# TASK DIRECTIONS
Scan the listing below. Report each line that includes "left".

# RECORD SET

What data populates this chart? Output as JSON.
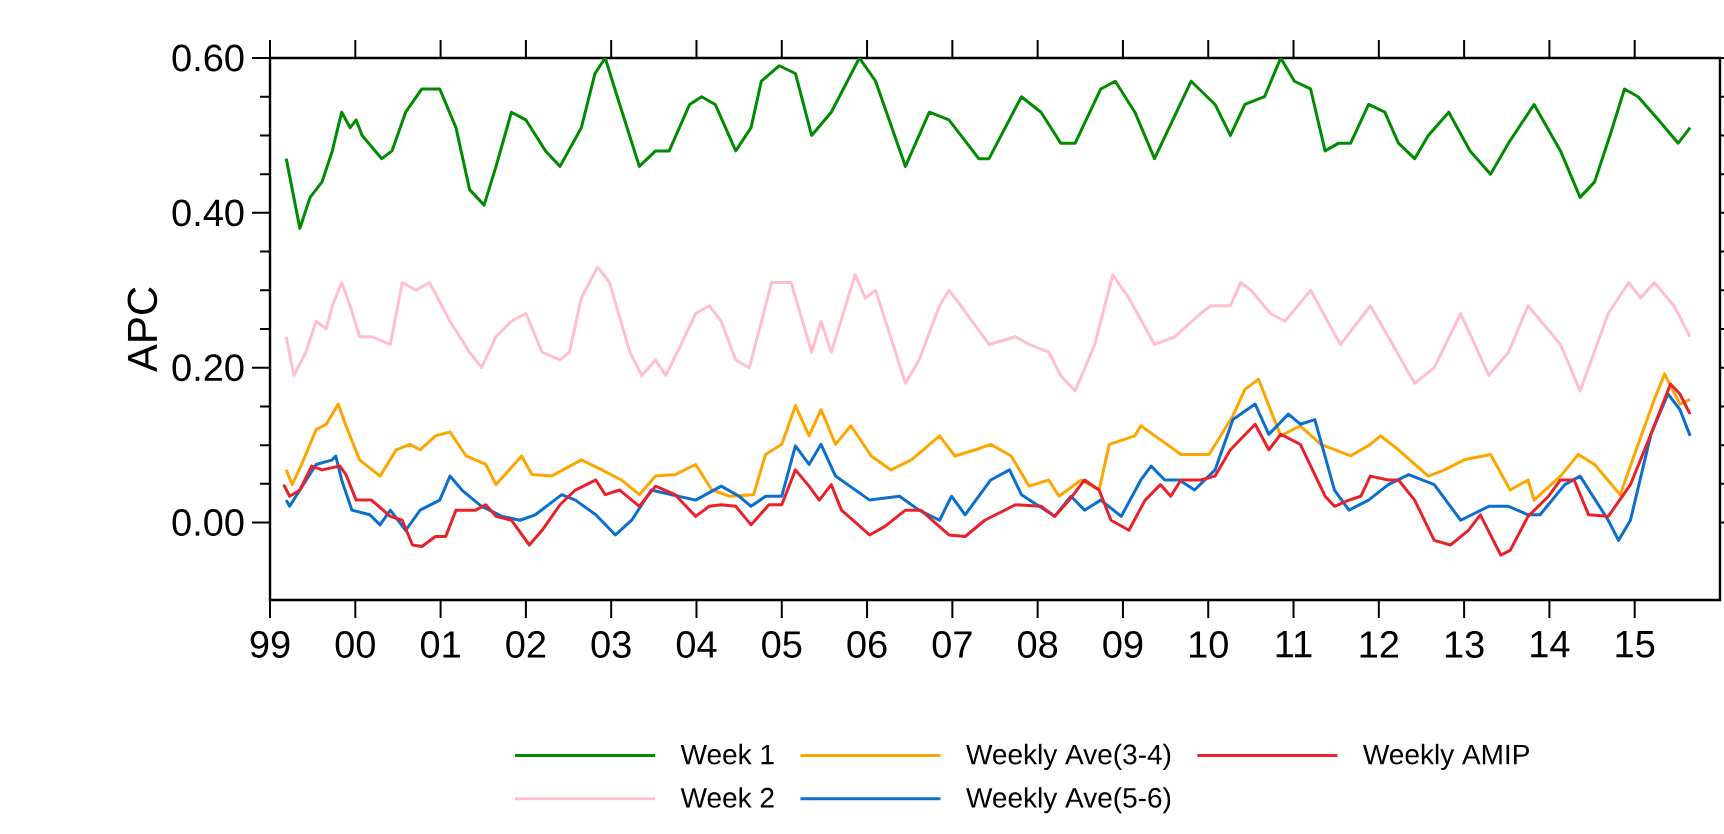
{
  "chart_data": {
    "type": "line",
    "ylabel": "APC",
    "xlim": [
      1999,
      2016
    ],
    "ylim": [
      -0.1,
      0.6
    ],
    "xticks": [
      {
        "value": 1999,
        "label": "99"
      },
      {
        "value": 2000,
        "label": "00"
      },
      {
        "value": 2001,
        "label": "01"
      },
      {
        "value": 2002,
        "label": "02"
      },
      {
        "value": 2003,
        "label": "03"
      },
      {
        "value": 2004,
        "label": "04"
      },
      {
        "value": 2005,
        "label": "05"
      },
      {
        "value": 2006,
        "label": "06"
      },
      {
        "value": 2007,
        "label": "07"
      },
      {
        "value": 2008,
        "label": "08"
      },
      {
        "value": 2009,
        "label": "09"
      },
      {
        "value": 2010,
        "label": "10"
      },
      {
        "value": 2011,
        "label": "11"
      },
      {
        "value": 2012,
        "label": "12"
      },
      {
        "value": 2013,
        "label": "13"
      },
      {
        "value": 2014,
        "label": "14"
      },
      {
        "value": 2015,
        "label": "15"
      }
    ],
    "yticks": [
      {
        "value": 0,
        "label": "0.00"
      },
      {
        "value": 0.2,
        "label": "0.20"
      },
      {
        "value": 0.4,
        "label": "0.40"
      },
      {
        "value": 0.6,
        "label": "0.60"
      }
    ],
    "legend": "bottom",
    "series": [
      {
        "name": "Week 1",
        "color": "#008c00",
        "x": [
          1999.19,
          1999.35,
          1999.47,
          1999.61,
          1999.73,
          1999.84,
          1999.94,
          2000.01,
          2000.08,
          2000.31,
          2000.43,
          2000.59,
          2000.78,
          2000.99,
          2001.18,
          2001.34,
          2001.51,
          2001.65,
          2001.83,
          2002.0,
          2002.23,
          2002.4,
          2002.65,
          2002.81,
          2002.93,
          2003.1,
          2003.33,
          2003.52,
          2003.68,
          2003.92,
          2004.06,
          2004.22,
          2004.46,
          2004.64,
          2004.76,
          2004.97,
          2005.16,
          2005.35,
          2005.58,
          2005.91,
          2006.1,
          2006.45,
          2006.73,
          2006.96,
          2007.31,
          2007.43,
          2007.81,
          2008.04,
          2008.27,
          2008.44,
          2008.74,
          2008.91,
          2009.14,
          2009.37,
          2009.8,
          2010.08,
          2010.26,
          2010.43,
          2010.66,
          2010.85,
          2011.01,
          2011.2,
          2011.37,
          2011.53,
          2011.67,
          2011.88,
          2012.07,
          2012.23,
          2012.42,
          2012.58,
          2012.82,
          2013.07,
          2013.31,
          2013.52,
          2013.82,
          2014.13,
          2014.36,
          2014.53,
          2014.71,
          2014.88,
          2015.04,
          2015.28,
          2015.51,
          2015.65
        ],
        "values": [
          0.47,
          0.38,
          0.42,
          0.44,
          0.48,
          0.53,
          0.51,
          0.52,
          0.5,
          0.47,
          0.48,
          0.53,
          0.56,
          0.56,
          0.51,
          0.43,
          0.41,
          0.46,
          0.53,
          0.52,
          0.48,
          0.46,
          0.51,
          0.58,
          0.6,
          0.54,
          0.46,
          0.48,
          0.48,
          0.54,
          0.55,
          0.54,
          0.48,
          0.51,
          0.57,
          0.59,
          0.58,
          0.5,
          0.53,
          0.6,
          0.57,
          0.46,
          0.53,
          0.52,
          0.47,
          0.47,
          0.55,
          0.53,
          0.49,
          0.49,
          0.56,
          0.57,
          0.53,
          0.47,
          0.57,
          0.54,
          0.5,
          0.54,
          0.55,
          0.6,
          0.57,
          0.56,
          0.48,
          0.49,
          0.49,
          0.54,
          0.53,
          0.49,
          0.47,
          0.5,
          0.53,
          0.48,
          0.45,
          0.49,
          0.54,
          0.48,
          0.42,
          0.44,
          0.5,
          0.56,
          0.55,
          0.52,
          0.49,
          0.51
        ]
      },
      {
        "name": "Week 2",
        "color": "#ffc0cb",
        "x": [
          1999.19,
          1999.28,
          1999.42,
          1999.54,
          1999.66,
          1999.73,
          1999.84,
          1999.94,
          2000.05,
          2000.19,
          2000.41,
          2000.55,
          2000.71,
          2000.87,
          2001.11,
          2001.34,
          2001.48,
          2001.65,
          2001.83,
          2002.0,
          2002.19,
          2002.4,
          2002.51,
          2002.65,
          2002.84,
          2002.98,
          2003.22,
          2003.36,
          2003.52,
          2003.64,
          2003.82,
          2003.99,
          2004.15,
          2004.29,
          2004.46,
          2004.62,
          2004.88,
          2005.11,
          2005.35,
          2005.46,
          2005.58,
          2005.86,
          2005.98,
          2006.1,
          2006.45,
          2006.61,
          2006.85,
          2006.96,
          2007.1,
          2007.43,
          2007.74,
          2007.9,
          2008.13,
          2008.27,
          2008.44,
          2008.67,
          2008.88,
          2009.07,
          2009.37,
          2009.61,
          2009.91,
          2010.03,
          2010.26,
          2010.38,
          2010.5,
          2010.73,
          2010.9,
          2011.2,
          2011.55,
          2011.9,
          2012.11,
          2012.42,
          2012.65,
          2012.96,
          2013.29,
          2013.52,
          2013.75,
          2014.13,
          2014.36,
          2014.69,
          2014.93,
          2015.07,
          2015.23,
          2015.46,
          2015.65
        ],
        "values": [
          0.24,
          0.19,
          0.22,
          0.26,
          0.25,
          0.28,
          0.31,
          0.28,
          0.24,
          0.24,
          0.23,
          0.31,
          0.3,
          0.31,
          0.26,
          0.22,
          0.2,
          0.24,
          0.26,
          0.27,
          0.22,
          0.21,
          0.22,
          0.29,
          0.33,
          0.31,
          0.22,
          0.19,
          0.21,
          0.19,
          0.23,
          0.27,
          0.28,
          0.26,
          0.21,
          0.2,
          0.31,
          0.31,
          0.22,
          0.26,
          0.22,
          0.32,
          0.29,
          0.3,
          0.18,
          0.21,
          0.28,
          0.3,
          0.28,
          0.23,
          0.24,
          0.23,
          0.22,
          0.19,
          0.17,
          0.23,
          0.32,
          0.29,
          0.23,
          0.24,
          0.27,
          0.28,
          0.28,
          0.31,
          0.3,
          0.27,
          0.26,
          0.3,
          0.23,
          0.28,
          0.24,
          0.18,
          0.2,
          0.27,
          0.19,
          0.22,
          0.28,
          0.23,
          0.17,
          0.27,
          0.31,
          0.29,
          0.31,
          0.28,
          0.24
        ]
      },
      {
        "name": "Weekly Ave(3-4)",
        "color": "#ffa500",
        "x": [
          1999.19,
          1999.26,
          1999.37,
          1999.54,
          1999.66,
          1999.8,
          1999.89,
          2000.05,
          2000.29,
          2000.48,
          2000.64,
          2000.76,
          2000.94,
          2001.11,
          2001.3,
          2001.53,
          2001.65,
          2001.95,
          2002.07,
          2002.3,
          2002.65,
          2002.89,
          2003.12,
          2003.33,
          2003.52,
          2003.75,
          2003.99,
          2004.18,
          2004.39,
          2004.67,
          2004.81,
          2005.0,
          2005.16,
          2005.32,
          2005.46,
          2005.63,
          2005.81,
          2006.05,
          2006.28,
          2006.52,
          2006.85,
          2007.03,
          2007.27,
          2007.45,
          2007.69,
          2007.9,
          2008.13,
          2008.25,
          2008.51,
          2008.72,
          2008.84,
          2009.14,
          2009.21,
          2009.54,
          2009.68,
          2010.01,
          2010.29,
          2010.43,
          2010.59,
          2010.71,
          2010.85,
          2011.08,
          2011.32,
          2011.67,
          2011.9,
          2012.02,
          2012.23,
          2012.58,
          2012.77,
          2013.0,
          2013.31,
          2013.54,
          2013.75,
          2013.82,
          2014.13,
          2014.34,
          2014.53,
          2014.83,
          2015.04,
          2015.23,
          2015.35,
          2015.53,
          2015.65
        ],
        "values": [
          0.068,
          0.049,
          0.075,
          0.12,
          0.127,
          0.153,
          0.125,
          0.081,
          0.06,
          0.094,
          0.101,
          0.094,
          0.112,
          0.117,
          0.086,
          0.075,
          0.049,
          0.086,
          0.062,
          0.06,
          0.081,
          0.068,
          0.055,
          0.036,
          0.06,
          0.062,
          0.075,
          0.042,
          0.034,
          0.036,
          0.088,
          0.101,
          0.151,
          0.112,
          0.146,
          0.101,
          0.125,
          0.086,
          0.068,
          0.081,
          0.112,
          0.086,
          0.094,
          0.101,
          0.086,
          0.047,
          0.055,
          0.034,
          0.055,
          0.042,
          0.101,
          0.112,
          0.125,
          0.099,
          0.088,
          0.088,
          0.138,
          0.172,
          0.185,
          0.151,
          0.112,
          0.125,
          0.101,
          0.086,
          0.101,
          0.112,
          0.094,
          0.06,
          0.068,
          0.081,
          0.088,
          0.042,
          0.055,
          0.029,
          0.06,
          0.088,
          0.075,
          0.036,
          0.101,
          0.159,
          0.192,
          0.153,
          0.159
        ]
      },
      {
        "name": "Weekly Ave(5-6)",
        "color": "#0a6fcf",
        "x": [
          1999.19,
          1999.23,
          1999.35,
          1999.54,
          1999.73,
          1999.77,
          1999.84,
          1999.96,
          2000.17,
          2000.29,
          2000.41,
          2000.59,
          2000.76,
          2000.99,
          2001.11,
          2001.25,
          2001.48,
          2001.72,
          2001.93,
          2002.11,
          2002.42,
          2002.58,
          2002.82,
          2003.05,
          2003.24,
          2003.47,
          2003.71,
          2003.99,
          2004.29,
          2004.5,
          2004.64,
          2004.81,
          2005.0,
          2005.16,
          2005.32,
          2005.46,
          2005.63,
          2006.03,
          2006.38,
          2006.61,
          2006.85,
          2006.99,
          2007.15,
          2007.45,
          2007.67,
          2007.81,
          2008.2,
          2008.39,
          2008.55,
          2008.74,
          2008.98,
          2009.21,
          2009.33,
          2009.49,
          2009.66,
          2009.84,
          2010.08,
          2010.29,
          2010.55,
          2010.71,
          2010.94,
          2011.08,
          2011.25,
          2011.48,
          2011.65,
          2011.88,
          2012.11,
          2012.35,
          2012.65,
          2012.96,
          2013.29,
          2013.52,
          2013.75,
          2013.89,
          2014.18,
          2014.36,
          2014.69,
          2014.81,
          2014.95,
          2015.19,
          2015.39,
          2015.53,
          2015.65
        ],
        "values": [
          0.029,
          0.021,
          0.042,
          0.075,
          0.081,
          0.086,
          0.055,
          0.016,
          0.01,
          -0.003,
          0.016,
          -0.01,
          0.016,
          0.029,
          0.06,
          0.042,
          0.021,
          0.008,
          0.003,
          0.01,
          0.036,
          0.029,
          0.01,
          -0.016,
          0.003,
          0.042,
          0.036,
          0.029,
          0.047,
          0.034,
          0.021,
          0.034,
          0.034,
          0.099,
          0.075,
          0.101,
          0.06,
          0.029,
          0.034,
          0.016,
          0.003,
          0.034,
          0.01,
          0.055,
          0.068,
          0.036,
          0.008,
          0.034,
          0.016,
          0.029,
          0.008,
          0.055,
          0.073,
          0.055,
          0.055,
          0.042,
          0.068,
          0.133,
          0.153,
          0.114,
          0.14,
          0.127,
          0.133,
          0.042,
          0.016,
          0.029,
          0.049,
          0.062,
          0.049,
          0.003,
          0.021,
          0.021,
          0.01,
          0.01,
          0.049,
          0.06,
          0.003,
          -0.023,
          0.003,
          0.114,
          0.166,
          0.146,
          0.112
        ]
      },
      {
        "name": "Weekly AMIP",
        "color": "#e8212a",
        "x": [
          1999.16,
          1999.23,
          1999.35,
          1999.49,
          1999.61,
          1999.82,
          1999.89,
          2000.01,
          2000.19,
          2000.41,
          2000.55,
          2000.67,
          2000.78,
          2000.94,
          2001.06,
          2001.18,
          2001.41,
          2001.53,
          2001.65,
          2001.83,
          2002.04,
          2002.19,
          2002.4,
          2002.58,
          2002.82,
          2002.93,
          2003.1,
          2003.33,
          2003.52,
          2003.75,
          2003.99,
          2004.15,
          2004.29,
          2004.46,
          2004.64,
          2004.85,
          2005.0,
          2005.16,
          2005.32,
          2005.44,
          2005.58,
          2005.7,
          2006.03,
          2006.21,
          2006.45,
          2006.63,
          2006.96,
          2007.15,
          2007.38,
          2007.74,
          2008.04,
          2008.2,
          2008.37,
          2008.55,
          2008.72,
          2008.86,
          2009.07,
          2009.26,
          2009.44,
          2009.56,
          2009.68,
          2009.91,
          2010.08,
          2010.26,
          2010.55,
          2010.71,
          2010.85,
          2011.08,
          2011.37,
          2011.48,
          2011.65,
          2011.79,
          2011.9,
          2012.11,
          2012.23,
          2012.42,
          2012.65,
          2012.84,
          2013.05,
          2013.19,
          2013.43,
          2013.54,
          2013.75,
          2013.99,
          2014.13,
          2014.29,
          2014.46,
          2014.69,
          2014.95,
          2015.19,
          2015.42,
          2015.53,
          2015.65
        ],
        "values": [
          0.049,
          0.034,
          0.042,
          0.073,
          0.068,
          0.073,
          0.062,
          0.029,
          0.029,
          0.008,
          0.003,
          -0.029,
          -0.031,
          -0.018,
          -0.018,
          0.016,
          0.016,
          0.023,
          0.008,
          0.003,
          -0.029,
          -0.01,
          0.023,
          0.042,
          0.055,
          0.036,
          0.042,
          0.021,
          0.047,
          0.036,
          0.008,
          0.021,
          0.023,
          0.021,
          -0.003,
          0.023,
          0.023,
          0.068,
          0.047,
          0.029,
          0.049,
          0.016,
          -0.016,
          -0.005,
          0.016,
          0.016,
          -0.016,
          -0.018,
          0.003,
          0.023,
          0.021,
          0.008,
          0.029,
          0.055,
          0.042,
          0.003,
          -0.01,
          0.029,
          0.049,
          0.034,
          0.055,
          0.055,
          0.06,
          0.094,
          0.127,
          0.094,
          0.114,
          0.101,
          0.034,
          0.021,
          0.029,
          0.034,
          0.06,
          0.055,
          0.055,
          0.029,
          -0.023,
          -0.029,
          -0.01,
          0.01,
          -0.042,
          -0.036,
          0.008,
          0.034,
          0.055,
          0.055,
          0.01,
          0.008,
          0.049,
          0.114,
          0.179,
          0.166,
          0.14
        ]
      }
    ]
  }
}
--
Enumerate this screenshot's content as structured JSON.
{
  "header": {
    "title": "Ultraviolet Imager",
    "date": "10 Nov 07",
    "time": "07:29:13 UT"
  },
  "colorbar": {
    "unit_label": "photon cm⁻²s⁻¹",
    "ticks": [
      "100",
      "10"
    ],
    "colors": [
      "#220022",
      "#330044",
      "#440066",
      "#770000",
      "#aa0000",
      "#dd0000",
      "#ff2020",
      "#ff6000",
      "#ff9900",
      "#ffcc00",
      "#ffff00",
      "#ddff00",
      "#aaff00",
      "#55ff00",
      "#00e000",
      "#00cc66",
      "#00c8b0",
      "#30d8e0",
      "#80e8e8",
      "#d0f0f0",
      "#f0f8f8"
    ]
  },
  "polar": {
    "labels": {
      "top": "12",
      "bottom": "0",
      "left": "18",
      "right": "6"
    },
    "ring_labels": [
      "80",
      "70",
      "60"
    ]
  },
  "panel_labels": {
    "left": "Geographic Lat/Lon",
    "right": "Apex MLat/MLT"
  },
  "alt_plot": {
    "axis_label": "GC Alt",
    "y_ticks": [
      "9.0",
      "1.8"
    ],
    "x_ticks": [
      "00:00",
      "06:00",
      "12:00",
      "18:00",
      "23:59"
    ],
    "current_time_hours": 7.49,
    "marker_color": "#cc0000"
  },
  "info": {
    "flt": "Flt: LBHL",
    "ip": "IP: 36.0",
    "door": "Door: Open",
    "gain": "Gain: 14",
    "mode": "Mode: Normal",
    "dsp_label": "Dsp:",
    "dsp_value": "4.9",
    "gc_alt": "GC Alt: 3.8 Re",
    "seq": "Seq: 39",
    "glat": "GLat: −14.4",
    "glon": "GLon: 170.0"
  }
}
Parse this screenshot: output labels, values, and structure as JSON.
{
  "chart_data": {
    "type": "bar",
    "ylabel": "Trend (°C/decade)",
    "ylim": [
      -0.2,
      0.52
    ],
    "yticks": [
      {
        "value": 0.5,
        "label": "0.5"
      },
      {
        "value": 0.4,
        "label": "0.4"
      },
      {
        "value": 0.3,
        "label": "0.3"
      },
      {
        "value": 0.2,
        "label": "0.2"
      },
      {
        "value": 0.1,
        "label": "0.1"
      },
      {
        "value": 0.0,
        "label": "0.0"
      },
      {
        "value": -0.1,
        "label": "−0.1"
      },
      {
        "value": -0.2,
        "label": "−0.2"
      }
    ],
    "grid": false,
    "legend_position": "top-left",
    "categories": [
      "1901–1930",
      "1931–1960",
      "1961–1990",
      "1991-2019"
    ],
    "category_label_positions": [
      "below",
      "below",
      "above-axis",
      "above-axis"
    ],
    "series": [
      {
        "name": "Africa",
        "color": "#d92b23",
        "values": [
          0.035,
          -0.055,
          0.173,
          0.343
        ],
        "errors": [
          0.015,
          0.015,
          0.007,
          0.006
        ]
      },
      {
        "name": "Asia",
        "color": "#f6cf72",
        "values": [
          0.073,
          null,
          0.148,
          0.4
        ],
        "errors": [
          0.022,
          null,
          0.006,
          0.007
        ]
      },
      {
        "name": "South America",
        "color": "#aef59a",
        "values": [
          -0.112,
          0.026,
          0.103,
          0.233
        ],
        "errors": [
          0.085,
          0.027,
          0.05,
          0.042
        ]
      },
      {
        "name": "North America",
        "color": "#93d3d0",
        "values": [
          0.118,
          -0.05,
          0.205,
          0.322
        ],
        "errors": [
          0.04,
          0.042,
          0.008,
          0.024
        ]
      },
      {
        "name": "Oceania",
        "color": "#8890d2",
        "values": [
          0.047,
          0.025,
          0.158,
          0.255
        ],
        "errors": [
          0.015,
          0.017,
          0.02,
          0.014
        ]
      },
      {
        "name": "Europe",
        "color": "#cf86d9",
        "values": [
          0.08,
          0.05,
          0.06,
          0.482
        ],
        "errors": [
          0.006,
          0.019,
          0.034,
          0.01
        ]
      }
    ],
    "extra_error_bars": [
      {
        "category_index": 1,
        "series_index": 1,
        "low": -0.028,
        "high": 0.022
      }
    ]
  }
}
* * *
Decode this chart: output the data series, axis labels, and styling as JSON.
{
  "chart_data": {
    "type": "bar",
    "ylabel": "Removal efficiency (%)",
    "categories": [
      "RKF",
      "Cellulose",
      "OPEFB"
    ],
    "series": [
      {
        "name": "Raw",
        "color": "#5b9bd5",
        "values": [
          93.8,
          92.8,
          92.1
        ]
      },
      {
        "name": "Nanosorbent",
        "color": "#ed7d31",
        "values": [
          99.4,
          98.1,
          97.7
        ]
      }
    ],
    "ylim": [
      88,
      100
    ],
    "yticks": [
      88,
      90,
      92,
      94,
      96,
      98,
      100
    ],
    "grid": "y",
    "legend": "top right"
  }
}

# FINISHED ANSWER
      "left": "18",
    "left": "Geographic Lat/Lon",
    "legend_position": "top-left",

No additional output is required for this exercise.